Dataset items
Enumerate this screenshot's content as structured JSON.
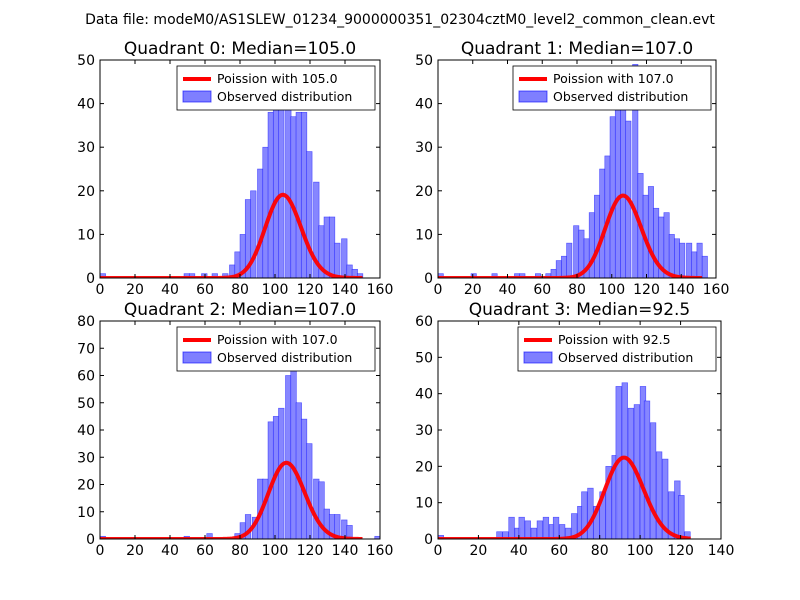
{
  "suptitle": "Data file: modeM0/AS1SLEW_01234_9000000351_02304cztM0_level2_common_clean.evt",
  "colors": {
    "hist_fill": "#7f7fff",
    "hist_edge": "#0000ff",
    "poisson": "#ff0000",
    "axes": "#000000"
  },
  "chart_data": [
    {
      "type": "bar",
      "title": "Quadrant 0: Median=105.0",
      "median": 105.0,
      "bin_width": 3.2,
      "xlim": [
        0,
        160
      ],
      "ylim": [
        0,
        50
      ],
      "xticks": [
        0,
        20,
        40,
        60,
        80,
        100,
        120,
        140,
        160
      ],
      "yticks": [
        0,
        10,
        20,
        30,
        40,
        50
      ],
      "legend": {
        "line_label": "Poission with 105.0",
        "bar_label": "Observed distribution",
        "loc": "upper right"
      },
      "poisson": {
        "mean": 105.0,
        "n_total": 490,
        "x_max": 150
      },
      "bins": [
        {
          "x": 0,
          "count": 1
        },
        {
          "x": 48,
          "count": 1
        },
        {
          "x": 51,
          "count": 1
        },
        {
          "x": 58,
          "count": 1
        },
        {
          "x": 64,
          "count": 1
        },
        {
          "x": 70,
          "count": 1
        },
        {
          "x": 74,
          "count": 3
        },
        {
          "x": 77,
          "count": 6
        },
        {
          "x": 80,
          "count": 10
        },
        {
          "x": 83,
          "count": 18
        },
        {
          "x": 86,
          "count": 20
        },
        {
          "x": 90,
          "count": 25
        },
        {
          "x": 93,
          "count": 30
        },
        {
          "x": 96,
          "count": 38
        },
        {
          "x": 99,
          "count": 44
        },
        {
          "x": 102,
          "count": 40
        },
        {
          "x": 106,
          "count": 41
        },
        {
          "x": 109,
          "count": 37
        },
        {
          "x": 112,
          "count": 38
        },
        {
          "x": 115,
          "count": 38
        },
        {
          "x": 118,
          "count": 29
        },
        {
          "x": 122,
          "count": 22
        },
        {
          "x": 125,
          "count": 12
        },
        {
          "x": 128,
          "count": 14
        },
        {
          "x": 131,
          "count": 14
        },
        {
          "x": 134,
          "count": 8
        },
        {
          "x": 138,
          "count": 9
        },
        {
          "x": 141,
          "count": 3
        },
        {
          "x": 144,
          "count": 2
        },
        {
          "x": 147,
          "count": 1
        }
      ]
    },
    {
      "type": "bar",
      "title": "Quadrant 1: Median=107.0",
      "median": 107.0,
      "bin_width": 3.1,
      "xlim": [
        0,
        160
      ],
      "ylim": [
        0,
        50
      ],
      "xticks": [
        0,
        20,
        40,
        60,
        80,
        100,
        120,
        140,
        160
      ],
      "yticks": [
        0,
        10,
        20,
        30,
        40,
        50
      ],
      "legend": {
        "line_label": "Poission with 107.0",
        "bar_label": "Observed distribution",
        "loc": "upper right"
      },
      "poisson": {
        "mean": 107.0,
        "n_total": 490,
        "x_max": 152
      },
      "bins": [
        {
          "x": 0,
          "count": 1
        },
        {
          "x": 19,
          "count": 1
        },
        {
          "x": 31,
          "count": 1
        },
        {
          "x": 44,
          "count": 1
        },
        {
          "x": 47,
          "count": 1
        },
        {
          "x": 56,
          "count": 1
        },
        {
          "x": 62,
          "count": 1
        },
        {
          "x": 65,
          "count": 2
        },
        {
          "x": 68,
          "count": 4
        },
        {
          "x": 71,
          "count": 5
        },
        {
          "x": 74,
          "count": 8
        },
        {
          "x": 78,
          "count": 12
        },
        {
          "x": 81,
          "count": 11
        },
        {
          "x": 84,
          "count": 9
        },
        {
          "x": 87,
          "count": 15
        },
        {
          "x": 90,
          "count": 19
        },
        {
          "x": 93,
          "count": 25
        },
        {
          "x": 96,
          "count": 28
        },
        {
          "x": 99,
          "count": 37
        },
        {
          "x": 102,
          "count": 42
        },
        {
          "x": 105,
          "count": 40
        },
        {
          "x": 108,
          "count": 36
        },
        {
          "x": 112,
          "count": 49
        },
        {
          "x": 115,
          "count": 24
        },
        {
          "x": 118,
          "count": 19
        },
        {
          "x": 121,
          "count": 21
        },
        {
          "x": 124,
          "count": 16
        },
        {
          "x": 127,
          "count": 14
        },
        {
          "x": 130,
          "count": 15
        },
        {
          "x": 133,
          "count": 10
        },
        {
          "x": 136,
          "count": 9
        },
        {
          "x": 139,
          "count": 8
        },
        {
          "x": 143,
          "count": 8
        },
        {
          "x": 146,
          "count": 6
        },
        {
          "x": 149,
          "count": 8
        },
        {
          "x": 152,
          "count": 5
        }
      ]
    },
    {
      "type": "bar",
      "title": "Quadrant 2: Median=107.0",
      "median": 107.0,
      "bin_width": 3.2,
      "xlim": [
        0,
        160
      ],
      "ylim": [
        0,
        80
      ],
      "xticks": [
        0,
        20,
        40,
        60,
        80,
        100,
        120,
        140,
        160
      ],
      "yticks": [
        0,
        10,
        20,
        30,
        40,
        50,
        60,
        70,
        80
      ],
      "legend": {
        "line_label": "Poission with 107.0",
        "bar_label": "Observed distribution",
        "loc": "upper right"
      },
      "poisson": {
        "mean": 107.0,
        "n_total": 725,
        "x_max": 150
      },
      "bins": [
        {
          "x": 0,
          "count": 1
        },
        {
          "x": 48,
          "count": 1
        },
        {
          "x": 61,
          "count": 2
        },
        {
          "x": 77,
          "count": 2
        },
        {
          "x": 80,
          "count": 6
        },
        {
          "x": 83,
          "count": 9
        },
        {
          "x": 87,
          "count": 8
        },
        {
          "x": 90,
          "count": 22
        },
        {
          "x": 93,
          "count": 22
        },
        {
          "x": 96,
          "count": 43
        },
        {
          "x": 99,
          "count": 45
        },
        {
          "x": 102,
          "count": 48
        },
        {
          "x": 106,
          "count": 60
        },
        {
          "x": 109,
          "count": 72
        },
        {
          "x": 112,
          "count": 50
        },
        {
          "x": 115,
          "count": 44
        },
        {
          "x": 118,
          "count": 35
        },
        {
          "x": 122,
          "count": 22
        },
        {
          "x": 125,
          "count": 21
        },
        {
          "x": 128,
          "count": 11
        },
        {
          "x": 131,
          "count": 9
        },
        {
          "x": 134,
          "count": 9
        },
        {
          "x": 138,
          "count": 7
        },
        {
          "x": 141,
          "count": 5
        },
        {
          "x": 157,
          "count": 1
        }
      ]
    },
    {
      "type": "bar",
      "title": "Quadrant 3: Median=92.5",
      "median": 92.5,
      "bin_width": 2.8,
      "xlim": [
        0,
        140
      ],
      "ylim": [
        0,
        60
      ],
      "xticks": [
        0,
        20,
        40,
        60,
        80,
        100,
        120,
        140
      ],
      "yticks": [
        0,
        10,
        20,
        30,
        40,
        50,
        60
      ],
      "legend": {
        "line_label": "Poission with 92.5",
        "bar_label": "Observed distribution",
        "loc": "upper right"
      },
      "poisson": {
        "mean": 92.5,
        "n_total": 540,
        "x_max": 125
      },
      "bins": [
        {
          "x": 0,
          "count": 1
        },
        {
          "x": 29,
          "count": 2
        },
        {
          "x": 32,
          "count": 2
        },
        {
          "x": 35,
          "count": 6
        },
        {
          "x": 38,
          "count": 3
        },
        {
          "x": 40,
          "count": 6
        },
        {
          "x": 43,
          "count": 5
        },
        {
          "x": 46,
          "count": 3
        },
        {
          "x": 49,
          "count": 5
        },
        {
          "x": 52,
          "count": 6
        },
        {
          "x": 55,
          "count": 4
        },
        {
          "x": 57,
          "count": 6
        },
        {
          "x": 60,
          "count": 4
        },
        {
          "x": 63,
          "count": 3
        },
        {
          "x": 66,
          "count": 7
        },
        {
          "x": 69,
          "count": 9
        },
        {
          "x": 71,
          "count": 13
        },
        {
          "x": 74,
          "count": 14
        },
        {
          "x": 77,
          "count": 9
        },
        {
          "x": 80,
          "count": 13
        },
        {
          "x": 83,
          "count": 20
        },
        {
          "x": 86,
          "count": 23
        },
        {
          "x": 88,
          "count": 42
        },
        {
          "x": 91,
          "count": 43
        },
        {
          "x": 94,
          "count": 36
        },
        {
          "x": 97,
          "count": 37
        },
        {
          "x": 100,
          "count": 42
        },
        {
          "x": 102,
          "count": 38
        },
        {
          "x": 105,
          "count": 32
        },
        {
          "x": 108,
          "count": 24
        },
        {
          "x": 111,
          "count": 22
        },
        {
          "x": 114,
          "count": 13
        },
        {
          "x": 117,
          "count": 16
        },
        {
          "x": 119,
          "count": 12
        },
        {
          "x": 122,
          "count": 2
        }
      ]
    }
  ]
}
* * *
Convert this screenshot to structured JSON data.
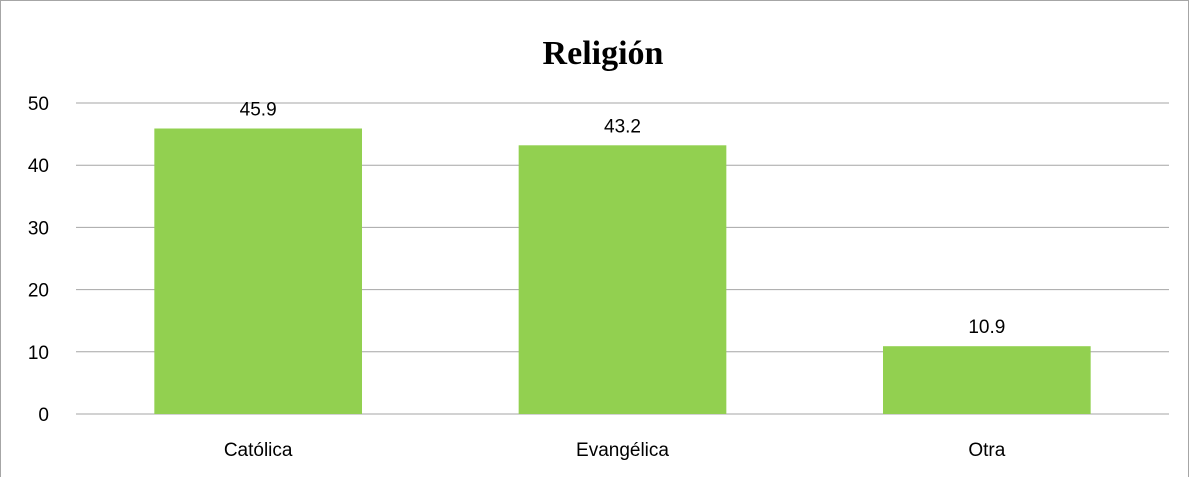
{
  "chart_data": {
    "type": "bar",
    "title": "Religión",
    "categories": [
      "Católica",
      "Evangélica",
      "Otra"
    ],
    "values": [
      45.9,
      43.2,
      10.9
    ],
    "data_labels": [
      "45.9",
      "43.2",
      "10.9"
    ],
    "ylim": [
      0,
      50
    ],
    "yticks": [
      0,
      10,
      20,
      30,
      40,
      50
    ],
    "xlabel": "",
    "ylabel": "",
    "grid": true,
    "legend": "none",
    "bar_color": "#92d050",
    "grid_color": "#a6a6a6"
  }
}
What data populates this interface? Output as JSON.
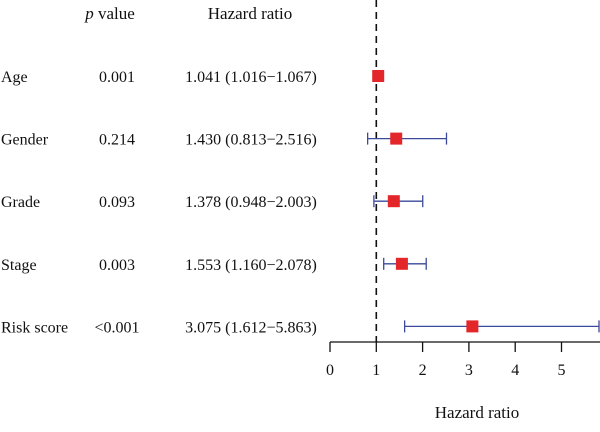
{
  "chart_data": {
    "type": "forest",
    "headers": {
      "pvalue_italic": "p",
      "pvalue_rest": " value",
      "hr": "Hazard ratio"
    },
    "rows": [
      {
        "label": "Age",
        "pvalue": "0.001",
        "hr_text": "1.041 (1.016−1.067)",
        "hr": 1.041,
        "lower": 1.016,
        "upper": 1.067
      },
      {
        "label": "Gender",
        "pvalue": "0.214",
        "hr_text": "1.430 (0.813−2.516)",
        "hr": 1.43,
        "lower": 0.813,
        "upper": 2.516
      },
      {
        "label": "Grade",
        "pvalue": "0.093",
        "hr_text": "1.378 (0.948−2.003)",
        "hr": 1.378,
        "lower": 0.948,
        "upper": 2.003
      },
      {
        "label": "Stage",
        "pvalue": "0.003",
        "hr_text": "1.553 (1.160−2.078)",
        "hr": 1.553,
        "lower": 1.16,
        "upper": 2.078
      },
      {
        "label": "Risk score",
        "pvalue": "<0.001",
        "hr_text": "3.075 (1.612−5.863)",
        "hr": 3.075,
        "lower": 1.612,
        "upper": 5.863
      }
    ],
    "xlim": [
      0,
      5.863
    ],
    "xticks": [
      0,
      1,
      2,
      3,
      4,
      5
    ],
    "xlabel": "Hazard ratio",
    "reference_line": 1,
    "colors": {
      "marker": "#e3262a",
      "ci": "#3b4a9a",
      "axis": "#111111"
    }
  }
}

DESCRIPTION OF THE TASK:
Show the lines where the word "this" appears in the entries.

WRITTEN SOLUTION:
Enumerate this screenshot's content as structured JSON.
Convert this screenshot to structured JSON data.
What data populates this interface? Output as JSON.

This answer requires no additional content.